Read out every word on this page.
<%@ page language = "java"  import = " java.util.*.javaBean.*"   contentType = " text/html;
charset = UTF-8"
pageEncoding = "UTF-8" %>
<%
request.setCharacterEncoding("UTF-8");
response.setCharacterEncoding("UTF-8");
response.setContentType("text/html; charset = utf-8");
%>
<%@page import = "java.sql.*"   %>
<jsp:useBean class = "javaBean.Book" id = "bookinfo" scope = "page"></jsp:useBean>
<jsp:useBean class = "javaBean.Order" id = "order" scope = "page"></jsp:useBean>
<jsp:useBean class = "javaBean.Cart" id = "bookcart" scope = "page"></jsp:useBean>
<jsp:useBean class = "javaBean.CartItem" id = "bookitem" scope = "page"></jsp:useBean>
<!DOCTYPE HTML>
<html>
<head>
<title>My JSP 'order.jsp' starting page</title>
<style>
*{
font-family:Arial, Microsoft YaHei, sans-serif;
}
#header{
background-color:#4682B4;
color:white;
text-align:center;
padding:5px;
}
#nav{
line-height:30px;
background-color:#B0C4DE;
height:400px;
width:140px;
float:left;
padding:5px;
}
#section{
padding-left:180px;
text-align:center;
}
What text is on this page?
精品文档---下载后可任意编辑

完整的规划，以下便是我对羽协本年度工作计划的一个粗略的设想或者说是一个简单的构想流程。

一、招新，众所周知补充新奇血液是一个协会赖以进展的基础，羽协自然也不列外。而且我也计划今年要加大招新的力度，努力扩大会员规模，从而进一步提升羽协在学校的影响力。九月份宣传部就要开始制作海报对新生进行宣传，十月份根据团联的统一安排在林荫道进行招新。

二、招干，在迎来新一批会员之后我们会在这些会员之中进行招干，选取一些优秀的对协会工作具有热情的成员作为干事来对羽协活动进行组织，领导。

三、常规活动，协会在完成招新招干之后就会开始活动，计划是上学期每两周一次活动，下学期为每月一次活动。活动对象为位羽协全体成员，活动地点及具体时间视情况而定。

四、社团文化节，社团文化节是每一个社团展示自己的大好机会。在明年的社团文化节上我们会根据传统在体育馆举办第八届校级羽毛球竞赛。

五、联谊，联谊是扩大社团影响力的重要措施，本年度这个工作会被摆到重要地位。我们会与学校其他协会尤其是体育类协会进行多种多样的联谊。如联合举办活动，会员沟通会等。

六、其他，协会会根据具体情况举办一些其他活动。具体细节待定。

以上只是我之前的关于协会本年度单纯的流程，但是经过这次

==================================================

◆ Set task ◆
Copy each line of the data above that holds "useBean".

◆ Complete answer ◆
<jsp:useBean class = "javaBean.Book" id = "bookinfo" scope = "page"></jsp:useBean>
<jsp:useBean class = "javaBean.Order" id = "order" scope = "page"></jsp:useBean>
<jsp:useBean class = "javaBean.Cart" id = "bookcart" scope = "page"></jsp:useBean>
<jsp:useBean class = "javaBean.CartItem" id = "bookitem" scope = "page"></jsp:useBean>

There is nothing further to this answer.